= GIVEN REQUEST =
Copy out each line exactly; pictures stay out of the copy.

Figure contents as structured data:

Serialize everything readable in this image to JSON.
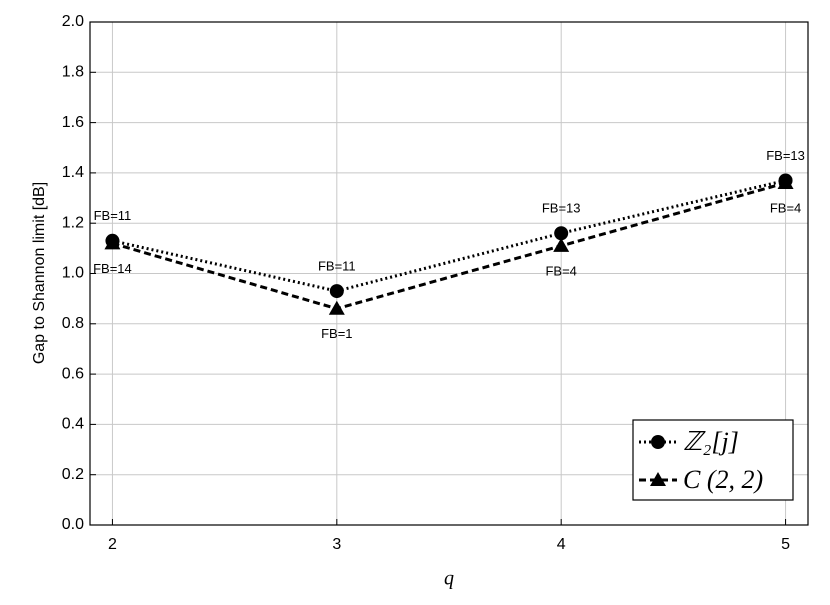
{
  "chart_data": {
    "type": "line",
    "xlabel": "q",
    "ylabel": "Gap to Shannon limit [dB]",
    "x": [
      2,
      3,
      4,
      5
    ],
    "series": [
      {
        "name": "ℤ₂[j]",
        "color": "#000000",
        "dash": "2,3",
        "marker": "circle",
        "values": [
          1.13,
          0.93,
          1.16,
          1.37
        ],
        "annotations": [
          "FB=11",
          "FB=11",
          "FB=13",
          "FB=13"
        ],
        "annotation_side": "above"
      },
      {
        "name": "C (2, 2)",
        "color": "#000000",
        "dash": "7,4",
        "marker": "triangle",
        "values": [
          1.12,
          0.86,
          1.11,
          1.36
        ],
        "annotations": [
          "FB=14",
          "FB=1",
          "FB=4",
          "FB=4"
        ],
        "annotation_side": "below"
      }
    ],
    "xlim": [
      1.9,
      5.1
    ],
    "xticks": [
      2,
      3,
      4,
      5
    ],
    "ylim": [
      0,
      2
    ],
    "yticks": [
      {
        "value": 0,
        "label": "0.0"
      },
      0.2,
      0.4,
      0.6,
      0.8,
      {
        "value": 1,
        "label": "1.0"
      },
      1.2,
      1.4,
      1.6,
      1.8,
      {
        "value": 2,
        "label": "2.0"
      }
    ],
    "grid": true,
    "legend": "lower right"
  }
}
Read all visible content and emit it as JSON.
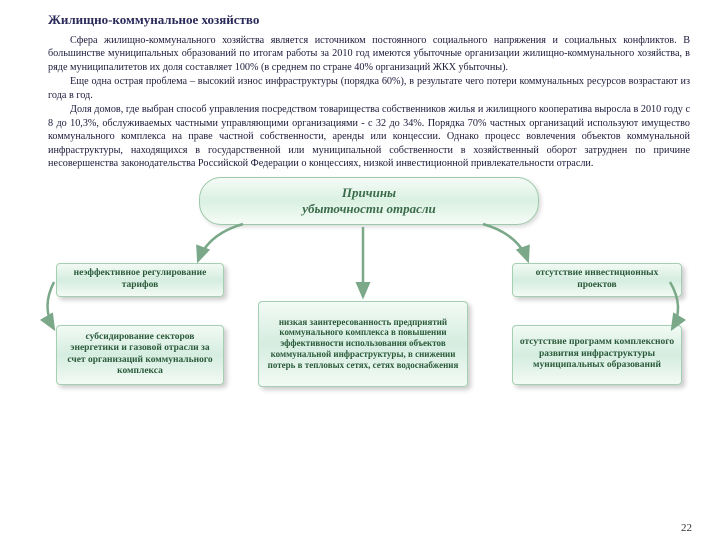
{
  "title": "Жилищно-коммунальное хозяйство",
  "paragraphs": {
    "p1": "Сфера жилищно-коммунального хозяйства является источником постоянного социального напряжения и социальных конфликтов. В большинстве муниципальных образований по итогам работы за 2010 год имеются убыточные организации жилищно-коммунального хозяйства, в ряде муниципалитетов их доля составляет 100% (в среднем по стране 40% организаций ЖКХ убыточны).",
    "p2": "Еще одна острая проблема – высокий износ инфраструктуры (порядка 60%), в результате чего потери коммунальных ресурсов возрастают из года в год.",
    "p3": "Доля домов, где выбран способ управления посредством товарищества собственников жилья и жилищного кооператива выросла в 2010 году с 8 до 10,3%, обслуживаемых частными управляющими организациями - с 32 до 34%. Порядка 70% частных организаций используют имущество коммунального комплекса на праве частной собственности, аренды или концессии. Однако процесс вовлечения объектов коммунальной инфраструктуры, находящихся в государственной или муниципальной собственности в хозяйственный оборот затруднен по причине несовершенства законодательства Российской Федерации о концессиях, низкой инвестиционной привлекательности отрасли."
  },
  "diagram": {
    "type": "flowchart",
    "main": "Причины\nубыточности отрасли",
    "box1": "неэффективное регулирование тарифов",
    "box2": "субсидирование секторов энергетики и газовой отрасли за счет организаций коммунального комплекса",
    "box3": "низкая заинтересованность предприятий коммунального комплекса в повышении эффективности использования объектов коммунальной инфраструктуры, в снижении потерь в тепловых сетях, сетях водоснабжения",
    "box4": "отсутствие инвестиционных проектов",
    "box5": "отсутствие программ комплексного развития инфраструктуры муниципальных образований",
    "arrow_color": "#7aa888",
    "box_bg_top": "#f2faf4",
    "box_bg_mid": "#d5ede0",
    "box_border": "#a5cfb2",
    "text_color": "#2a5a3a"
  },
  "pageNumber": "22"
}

= PROBLEM SOLUTION =
Serialize everything readable in this image to JSON.
{
  "chart_data": {
    "type": "line",
    "xlabel": "q",
    "ylabel": "Gap to Shannon limit [dB]",
    "x": [
      2,
      3,
      4,
      5
    ],
    "series": [
      {
        "name": "ℤ₂[j]",
        "color": "#000000",
        "dash": "2,3",
        "marker": "circle",
        "values": [
          1.13,
          0.93,
          1.16,
          1.37
        ],
        "annotations": [
          "FB=11",
          "FB=11",
          "FB=13",
          "FB=13"
        ],
        "annotation_side": "above"
      },
      {
        "name": "C (2, 2)",
        "color": "#000000",
        "dash": "7,4",
        "marker": "triangle",
        "values": [
          1.12,
          0.86,
          1.11,
          1.36
        ],
        "annotations": [
          "FB=14",
          "FB=1",
          "FB=4",
          "FB=4"
        ],
        "annotation_side": "below"
      }
    ],
    "xlim": [
      1.9,
      5.1
    ],
    "xticks": [
      2,
      3,
      4,
      5
    ],
    "ylim": [
      0,
      2
    ],
    "yticks": [
      {
        "value": 0,
        "label": "0.0"
      },
      0.2,
      0.4,
      0.6,
      0.8,
      {
        "value": 1,
        "label": "1.0"
      },
      1.2,
      1.4,
      1.6,
      1.8,
      {
        "value": 2,
        "label": "2.0"
      }
    ],
    "grid": true,
    "legend": "lower right"
  }
}
Read all visible content and emit it as JSON.
{
  "title": "Жилищно-коммунальное хозяйство",
  "paragraphs": {
    "p1": "Сфера жилищно-коммунального хозяйства является источником постоянного социального напряжения и социальных конфликтов. В большинстве муниципальных образований по итогам работы за 2010 год имеются убыточные организации жилищно-коммунального хозяйства, в ряде муниципалитетов их доля составляет 100% (в среднем по стране 40% организаций ЖКХ убыточны).",
    "p2": "Еще одна острая проблема – высокий износ инфраструктуры (порядка 60%), в результате чего потери коммунальных ресурсов возрастают из года в год.",
    "p3": "Доля домов, где выбран способ управления посредством товарищества собственников жилья и жилищного кооператива выросла в 2010 году с 8 до 10,3%, обслуживаемых частными управляющими организациями - с 32 до 34%. Порядка 70% частных организаций используют имущество коммунального комплекса на праве частной собственности, аренды или концессии. Однако процесс вовлечения объектов коммунальной инфраструктуры, находящихся в государственной или муниципальной собственности в хозяйственный оборот затруднен по причине несовершенства законодательства Российской Федерации о концессиях, низкой инвестиционной привлекательности отрасли."
  },
  "diagram": {
    "type": "flowchart",
    "main": "Причины\nубыточности отрасли",
    "box1": "неэффективное регулирование тарифов",
    "box2": "субсидирование секторов энергетики и газовой отрасли за счет организаций коммунального комплекса",
    "box3": "низкая заинтересованность предприятий коммунального комплекса в повышении эффективности использования объектов коммунальной инфраструктуры, в снижении потерь в тепловых сетях, сетях водоснабжения",
    "box4": "отсутствие инвестиционных проектов",
    "box5": "отсутствие программ комплексного развития инфраструктуры муниципальных образований",
    "arrow_color": "#7aa888",
    "box_bg_top": "#f2faf4",
    "box_bg_mid": "#d5ede0",
    "box_border": "#a5cfb2",
    "text_color": "#2a5a3a"
  },
  "pageNumber": "22"
}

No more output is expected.